* **What is asked**
Show all lines holding "드레스룸".

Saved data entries
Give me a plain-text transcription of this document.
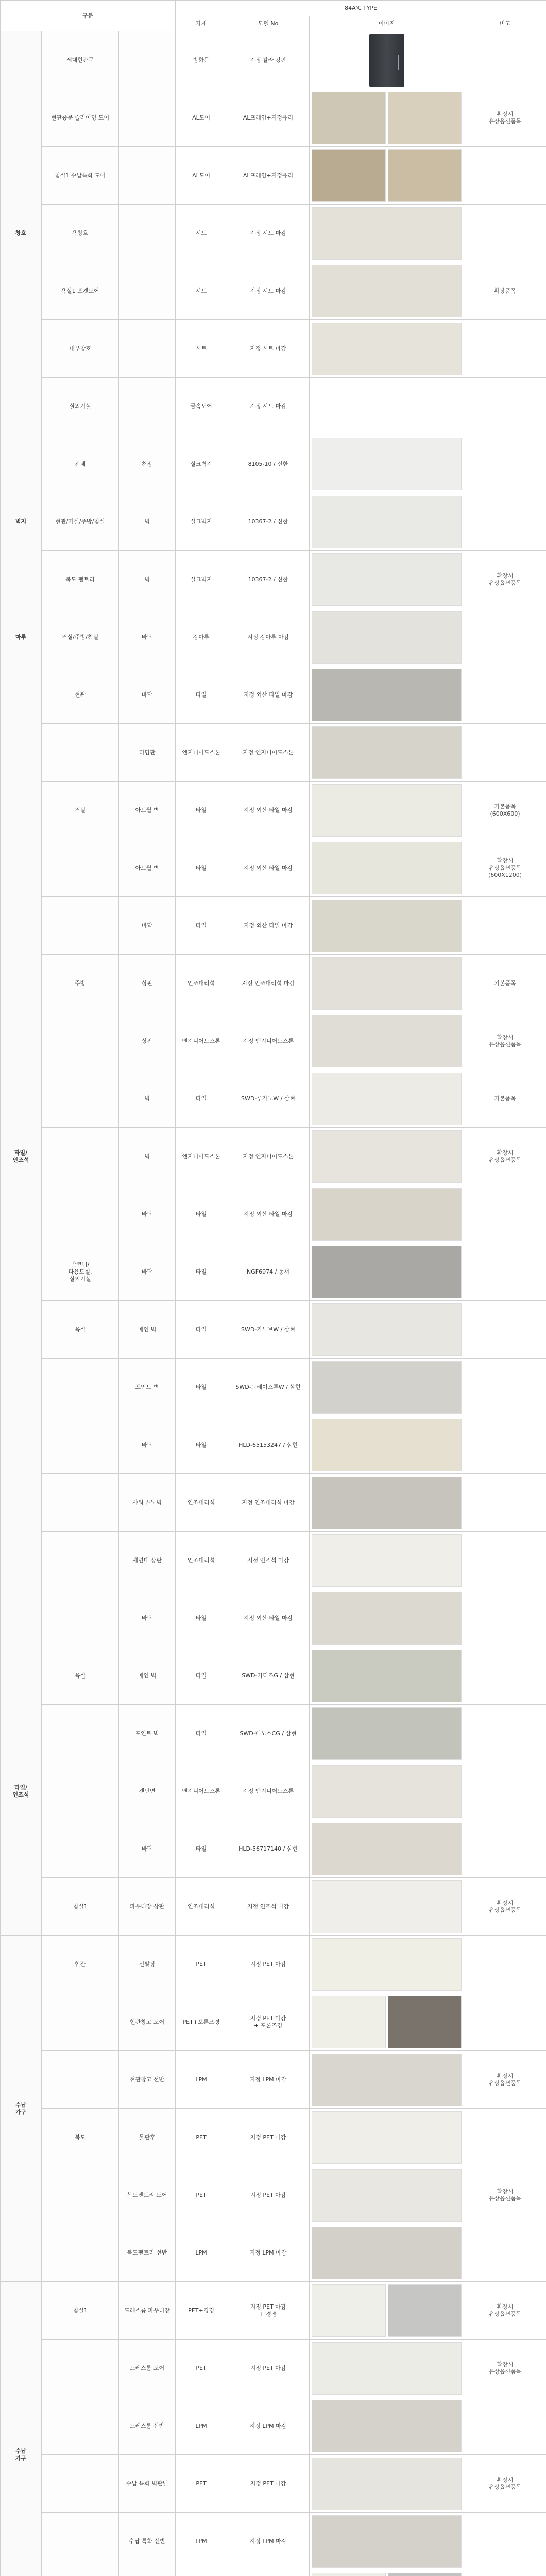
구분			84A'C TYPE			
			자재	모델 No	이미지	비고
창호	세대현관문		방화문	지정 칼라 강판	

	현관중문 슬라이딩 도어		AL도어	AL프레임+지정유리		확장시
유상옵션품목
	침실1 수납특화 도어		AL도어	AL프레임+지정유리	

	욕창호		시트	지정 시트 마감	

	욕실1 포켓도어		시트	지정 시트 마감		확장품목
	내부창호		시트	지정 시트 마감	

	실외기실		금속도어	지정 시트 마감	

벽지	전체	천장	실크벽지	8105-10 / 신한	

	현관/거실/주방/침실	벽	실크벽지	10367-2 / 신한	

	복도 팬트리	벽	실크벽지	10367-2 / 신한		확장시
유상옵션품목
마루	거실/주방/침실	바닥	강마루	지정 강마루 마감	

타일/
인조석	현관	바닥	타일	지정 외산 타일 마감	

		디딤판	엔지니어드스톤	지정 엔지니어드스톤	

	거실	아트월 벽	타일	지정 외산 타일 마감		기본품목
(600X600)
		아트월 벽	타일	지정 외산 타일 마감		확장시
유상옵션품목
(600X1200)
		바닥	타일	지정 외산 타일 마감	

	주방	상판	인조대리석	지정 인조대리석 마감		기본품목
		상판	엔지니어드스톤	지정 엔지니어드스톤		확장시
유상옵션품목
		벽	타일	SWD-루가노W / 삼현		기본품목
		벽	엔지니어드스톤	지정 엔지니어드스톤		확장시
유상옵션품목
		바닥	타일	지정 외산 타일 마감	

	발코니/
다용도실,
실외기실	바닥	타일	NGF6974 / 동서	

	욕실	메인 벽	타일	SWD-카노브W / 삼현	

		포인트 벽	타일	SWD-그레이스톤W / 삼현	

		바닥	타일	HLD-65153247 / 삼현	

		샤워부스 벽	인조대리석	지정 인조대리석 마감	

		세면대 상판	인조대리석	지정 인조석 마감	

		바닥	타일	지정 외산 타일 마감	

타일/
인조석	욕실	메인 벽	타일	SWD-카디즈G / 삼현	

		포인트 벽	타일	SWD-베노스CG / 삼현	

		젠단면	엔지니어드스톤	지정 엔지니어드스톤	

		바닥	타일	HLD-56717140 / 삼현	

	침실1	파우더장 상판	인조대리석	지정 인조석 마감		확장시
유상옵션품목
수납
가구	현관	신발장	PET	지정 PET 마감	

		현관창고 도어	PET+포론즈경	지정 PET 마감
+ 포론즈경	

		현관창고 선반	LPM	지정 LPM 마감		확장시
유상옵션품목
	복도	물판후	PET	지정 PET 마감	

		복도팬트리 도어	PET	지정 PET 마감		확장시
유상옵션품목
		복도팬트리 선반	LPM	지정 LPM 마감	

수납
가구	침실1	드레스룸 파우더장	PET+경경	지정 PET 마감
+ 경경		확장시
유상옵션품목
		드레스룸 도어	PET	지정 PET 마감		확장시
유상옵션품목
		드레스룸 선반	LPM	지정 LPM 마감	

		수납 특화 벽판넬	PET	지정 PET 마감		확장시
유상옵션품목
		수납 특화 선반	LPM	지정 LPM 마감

* **Expected output**
가구	침실1	드레스룸 파우더장	PET+경경	지정 PET 마감
		드레스룸 도어	PET	지정 PET 마감		확장시
		드레스룸 선반	LPM	지정 LPM 마감	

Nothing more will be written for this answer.